EXERCISE: Gather each line containing the string "JSON" from these entries.

RECORDS SHOWN:

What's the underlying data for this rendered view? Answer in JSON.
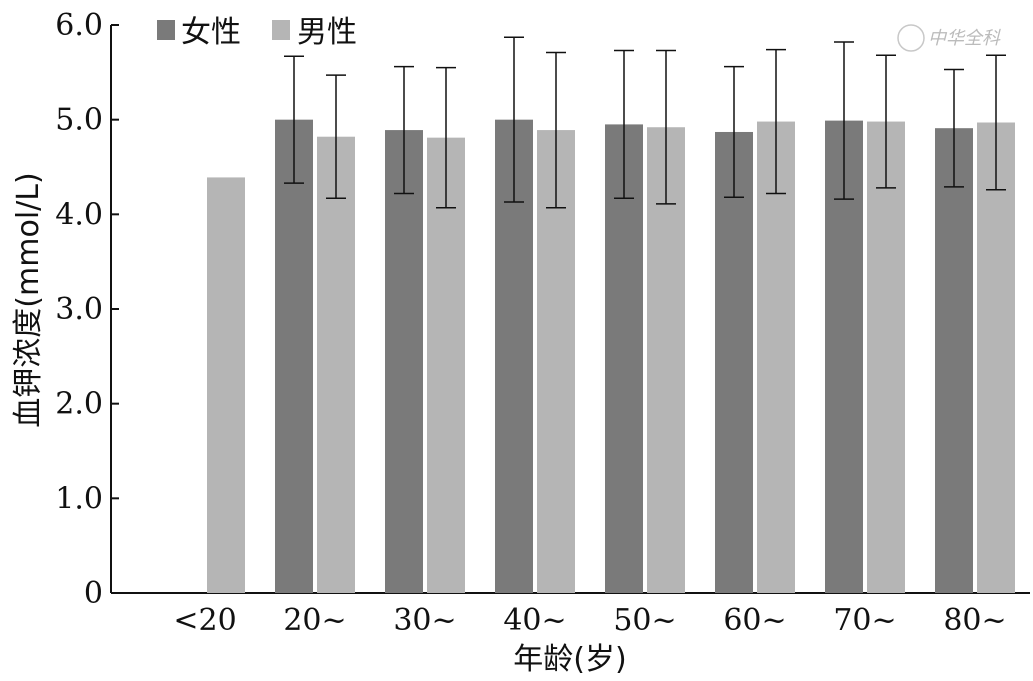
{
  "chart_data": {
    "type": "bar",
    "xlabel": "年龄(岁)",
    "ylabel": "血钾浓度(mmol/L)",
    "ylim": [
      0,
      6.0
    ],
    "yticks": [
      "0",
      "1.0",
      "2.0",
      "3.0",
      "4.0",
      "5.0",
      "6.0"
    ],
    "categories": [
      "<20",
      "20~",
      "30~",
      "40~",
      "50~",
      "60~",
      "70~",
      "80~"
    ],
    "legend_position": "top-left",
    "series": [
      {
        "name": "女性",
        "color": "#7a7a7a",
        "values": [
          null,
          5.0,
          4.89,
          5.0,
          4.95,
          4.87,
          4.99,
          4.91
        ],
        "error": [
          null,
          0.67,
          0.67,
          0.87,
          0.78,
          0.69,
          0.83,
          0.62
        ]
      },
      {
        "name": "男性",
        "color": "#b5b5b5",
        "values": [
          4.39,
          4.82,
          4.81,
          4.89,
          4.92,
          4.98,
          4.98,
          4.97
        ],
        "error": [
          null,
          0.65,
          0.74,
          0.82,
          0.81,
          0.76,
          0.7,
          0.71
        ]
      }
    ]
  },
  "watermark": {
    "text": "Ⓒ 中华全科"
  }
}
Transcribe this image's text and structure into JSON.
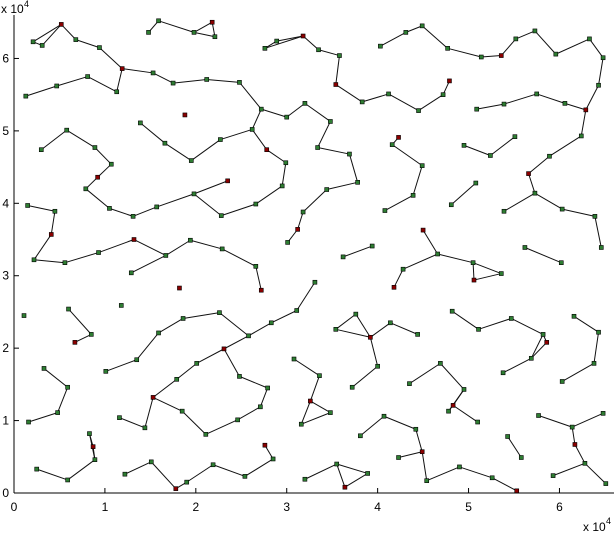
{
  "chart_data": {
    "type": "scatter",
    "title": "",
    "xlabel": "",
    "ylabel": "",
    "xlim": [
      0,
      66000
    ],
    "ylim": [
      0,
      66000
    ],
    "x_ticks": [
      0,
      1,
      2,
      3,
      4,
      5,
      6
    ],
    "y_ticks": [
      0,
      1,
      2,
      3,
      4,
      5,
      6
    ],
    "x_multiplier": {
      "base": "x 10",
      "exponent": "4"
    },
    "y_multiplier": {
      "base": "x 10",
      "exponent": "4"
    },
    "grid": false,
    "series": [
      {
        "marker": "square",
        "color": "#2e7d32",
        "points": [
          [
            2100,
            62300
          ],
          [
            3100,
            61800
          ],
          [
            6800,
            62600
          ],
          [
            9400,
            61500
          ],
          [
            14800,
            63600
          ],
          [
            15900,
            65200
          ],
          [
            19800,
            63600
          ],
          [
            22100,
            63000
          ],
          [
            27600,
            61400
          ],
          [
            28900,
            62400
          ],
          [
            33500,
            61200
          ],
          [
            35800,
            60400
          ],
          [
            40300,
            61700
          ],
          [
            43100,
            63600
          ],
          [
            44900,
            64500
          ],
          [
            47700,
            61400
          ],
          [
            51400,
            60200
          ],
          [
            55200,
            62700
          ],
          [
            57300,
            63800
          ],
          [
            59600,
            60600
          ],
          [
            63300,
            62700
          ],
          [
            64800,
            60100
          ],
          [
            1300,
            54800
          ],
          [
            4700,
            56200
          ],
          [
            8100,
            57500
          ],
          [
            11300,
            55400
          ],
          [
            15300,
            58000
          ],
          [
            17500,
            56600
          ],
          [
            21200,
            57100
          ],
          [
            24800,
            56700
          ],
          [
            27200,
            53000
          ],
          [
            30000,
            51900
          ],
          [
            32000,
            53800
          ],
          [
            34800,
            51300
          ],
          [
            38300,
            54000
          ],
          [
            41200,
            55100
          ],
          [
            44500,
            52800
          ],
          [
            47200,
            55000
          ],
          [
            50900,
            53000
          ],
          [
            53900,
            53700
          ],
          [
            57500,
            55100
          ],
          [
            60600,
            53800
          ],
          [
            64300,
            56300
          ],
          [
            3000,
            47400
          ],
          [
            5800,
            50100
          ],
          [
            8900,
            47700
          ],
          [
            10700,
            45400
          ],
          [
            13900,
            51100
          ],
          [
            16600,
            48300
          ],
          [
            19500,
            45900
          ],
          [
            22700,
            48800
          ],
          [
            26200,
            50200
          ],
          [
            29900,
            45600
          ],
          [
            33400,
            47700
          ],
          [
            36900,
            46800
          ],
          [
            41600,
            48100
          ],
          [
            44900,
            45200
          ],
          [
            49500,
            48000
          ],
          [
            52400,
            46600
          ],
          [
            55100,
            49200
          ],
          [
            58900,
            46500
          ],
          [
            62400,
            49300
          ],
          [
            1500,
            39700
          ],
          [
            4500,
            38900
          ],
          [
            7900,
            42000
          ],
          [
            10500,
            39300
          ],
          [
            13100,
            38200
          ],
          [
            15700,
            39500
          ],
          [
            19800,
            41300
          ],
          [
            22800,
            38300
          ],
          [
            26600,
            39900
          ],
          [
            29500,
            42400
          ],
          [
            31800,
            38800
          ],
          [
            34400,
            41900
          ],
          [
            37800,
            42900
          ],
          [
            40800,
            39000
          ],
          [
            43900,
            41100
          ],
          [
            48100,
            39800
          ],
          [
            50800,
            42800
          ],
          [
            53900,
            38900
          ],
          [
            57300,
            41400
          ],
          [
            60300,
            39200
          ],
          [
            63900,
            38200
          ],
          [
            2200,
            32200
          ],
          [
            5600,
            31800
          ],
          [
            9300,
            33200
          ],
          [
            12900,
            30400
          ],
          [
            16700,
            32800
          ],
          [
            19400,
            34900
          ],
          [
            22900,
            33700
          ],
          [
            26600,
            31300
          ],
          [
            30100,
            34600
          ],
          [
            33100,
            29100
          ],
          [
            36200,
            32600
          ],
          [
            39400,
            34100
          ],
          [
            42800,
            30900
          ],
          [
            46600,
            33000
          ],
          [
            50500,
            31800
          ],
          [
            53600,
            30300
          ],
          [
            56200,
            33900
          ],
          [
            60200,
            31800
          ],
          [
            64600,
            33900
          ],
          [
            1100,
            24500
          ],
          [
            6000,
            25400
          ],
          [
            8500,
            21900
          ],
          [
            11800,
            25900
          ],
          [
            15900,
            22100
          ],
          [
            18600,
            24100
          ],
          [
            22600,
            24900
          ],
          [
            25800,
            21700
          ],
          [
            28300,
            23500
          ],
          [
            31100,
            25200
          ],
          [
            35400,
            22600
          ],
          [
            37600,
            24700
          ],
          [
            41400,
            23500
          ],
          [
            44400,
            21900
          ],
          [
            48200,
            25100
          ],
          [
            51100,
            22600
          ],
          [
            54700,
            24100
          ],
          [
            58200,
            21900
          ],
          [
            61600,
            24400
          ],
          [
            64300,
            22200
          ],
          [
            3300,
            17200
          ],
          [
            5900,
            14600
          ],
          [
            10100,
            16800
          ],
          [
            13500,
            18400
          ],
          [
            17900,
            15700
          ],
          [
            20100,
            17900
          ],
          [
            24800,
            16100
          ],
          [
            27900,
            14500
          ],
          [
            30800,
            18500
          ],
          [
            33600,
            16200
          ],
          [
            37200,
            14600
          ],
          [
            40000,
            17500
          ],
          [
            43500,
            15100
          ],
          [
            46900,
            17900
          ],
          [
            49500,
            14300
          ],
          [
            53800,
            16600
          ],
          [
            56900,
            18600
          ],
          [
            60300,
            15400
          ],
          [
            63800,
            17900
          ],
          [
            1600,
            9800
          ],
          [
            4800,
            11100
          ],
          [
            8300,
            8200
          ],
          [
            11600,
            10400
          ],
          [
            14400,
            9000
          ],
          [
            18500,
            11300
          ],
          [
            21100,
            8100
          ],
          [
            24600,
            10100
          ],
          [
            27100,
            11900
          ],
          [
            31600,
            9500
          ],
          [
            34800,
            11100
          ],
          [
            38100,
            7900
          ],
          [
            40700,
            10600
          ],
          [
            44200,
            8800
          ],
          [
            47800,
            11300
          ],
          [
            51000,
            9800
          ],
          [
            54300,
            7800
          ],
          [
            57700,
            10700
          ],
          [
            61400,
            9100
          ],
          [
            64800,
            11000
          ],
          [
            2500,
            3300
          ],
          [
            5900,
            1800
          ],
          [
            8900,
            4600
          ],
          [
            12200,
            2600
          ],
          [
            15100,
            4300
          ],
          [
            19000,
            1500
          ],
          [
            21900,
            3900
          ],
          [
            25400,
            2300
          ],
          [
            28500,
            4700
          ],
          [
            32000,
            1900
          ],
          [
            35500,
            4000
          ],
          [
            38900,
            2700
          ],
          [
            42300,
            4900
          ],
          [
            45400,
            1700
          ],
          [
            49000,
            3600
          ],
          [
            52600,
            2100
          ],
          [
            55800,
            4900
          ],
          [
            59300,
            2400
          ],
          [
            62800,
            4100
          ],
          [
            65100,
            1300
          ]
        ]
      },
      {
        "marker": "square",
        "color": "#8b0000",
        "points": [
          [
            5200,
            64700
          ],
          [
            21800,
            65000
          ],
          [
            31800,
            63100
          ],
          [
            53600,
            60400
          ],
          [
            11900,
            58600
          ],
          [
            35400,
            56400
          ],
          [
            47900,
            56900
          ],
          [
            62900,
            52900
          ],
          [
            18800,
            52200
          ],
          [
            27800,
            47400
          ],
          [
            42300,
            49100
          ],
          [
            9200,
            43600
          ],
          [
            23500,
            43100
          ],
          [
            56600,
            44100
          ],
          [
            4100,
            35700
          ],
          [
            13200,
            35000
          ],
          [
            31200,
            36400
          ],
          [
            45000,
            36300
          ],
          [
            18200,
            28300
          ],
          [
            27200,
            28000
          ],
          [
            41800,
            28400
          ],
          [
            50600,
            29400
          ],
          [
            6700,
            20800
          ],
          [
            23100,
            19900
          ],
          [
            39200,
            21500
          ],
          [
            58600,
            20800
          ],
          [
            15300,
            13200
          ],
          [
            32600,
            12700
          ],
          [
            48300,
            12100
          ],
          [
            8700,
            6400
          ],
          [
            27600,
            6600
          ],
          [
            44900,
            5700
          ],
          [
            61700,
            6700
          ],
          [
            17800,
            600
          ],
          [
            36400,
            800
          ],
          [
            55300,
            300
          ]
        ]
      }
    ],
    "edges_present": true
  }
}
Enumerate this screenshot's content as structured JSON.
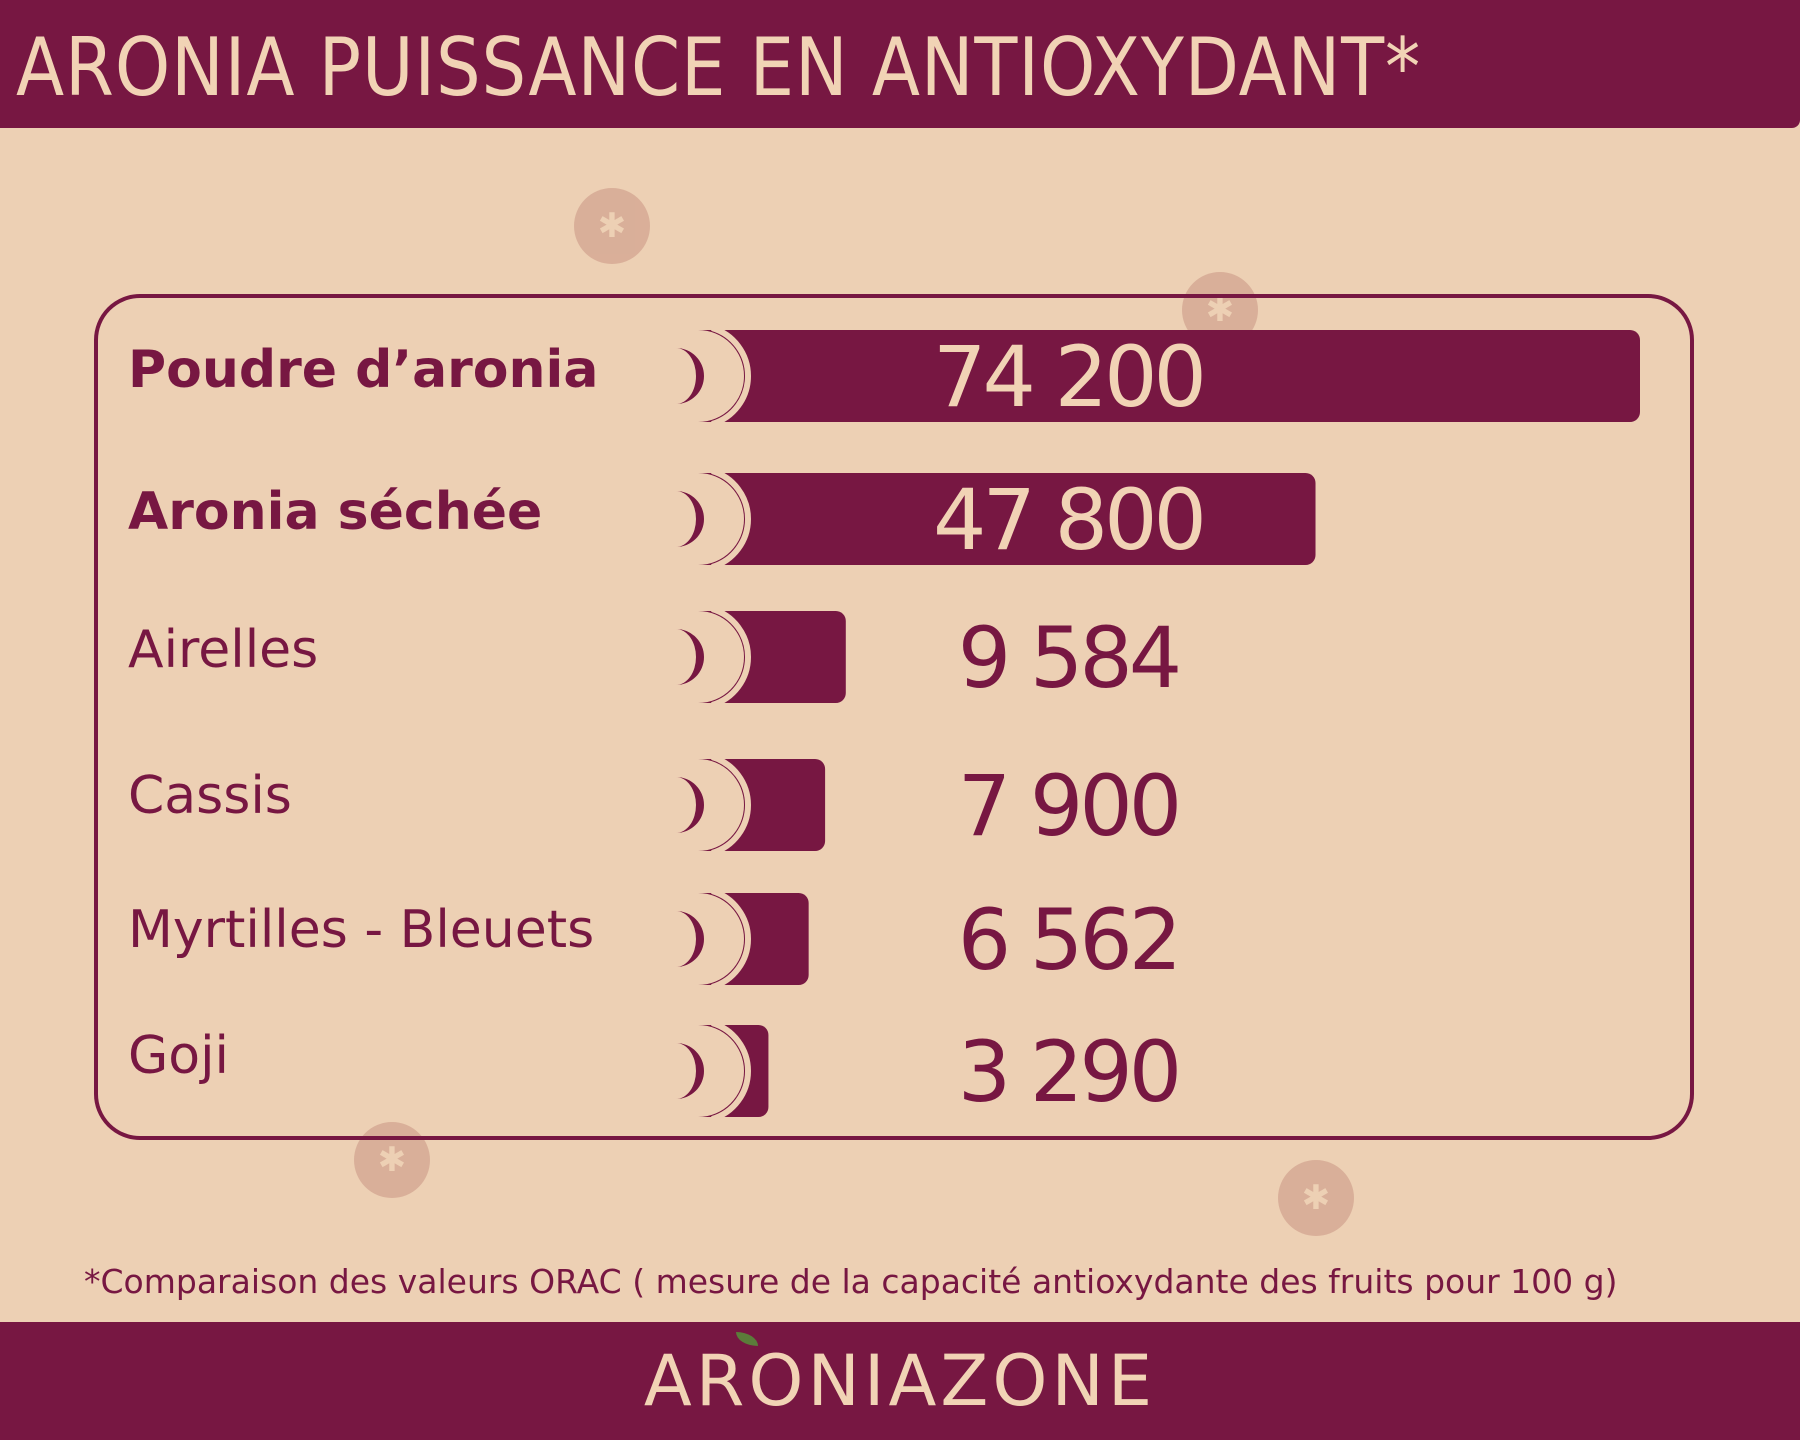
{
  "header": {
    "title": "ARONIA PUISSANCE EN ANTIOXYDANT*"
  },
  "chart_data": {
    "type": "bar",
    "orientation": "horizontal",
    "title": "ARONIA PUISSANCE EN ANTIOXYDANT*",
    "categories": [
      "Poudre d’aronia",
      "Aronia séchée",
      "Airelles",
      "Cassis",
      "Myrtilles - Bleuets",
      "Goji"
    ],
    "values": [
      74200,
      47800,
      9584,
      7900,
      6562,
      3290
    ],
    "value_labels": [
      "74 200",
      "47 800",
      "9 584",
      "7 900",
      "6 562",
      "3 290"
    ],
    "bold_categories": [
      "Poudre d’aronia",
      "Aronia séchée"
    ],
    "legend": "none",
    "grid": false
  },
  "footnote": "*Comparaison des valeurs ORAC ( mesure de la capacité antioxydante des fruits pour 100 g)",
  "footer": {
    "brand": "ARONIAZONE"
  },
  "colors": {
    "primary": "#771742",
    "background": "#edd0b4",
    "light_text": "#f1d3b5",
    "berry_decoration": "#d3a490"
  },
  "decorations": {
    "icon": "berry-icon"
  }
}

CORRECT RESPONSE:
What's the underlying data for this rendered view? Answer in JSON.
Transcribe this image's text and structure into JSON.
Enumerate this screenshot's content as structured JSON.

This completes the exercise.